◆ **Given task**
The listing must be reproduced in full, exactly as it stands.

◆ **Exercise materials**
:::
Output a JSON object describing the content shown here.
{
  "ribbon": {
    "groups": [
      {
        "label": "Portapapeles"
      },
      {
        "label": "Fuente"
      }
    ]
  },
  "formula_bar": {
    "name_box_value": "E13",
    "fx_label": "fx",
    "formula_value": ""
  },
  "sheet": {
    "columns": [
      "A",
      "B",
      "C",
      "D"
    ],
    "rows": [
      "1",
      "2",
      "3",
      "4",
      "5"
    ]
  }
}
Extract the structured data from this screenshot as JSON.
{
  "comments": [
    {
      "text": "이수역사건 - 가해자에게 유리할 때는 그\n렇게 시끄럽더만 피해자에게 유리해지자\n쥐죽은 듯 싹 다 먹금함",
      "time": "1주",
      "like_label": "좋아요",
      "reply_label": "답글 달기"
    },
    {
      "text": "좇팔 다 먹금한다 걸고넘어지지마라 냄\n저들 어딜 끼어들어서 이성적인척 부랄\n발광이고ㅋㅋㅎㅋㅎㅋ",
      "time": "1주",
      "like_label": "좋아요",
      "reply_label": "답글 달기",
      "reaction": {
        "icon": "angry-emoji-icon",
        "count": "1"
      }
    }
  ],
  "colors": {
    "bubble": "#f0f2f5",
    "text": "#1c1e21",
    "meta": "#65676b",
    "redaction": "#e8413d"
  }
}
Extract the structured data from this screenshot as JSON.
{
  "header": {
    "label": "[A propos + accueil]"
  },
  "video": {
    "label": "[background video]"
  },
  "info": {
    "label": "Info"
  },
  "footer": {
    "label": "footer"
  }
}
:::
◆ **Task solution**
Output a JSON object describing the content shown here.
{
  "ribbon": {
    "groups": [
      {
        "label": "Portapapeles"
      },
      {
        "label": "Fuente"
      }
    ]
  },
  "formula_bar": {
    "name_box_value": "E13",
    "fx_label": "fx",
    "formula_value": ""
  },
  "sheet": {
    "columns": [
      "A",
      "B",
      "C",
      "D"
    ],
    "rows": [
      "1",
      "2",
      "3",
      "4",
      "5"
    ]
  }
}
Extract the structured data from this screenshot as JSON.
{
  "comments": [
    {
      "text": "이수역사건 - 가해자에게 유리할 때는 그\n렇게 시끄럽더만 피해자에게 유리해지자\n쥐죽은 듯 싹 다 먹금함",
      "time": "1주",
      "like_label": "좋아요",
      "reply_label": "답글 달기"
    },
    {
      "text": "좇팔 다 먹금한다 걸고넘어지지마라 냄\n저들 어딜 끼어들어서 이성적인척 부랄\n발광이고ㅋㅋㅎㅋㅎㅋ",
      "time": "1주",
      "like_label": "좋아요",
      "reply_label": "답글 달기",
      "reaction": {
        "icon": "angry-emoji-icon",
        "count": "1"
      }
    }
  ],
  "colors": {
    "bubble": "#f0f2f5",
    "text": "#1c1e21",
    "meta": "#65676b",
    "redaction": "#e8413d"
  }
}
Extract the structured data from this screenshot as JSON.
{
  "header": {
    "label": "[A propos + accueil]"
  },
  "video": {
    "label": "[background video]"
  },
  "info": {
    "label": "Info"
  },
  "footer": {
    "label": "footer"
  }
}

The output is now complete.